## EXERCISE REQUIREMENTS
Go through the listing below and list every line with "this".

## RECORDS SUPPLIED
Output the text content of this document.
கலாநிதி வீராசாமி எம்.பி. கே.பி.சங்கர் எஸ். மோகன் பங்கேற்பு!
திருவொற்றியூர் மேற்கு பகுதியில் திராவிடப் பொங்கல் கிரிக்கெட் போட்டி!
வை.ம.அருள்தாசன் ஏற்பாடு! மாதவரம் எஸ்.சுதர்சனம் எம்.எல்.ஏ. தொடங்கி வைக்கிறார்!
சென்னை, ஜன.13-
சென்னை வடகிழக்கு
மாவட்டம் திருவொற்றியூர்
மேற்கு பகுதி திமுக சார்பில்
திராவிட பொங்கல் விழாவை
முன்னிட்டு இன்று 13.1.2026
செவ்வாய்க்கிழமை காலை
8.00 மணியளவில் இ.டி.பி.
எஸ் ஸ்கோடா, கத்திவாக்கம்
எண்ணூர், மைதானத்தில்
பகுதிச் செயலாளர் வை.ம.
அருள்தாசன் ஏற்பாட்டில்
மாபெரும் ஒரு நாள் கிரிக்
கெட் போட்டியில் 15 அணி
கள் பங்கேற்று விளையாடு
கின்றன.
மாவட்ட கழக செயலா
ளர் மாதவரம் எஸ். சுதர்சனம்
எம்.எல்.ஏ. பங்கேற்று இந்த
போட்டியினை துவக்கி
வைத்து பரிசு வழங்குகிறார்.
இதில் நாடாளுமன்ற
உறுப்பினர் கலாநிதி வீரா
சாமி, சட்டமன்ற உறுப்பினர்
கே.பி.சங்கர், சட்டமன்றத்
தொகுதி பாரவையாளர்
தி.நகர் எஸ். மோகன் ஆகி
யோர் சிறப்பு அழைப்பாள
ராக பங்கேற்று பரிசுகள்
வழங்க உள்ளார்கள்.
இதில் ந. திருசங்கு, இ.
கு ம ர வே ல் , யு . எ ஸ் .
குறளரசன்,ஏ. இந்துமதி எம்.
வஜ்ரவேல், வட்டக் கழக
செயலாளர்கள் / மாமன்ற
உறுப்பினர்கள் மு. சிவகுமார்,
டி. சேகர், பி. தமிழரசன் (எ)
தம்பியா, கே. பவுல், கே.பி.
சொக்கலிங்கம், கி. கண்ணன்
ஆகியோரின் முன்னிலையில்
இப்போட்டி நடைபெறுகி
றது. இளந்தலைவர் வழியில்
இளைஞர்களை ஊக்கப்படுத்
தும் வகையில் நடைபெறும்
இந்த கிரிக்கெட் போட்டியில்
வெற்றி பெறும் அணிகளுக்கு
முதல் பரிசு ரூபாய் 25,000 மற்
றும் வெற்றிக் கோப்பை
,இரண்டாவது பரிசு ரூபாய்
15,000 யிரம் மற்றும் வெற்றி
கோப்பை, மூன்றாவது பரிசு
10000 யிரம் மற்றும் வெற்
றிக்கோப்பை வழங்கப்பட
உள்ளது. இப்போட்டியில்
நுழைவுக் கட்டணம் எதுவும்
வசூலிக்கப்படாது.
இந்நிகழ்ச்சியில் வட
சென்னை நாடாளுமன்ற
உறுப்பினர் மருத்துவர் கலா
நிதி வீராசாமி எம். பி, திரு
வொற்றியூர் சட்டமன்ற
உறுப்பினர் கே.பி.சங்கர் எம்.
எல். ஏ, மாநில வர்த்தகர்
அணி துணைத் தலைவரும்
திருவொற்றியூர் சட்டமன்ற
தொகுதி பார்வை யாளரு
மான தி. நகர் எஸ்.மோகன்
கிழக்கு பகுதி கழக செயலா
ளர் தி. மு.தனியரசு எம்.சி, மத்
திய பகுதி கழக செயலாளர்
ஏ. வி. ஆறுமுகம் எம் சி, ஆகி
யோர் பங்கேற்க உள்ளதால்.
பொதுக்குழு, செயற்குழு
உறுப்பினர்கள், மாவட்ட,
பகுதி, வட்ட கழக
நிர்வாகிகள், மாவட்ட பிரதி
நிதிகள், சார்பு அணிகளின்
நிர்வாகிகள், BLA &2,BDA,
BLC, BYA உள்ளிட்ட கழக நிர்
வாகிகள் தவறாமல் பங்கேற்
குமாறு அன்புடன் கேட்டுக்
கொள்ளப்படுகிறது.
---
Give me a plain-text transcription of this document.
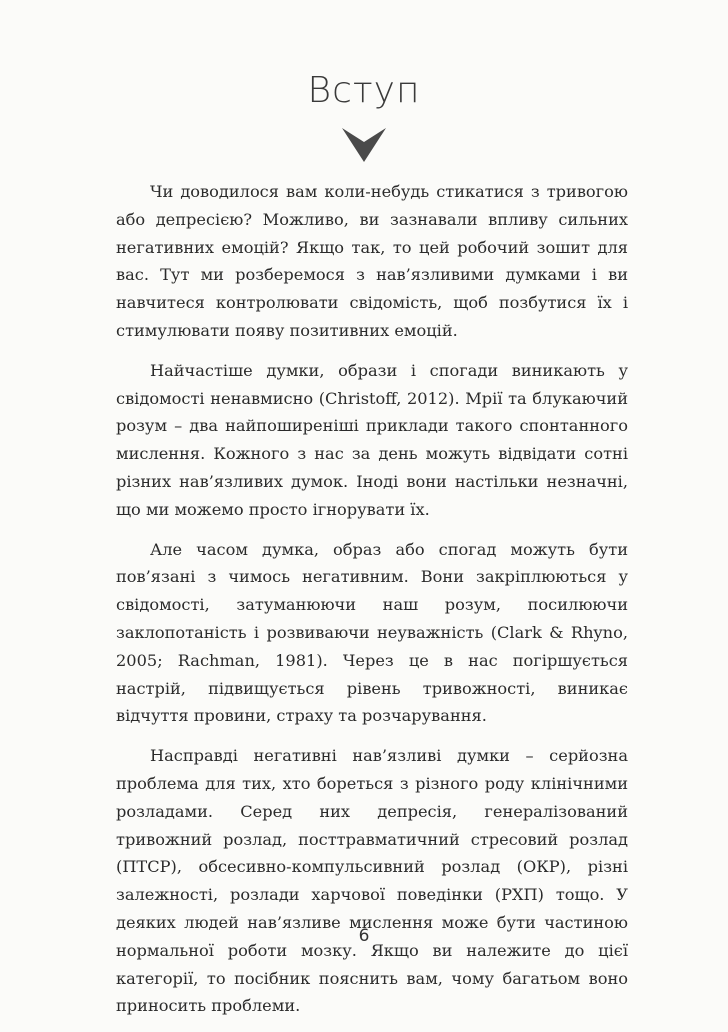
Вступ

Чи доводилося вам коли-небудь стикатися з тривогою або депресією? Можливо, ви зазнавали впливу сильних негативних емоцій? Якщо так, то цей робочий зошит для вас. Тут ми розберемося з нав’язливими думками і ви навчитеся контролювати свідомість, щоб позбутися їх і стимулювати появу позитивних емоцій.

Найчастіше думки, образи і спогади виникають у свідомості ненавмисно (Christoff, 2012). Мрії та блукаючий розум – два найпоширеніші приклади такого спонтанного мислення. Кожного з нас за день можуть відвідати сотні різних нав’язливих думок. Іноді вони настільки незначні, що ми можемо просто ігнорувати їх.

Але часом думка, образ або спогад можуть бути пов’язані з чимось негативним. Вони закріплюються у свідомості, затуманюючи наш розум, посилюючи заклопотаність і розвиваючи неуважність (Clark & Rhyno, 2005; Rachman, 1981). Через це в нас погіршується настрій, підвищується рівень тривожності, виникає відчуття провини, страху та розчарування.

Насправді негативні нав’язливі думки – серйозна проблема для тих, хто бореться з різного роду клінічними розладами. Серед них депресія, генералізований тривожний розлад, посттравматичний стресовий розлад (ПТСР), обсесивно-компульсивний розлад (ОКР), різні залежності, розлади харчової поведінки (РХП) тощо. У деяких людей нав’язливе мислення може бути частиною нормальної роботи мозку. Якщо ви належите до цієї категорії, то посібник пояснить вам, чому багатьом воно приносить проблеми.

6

## OUTPUT
Output the text content of this document.
Give me a plain-text transcription of this document.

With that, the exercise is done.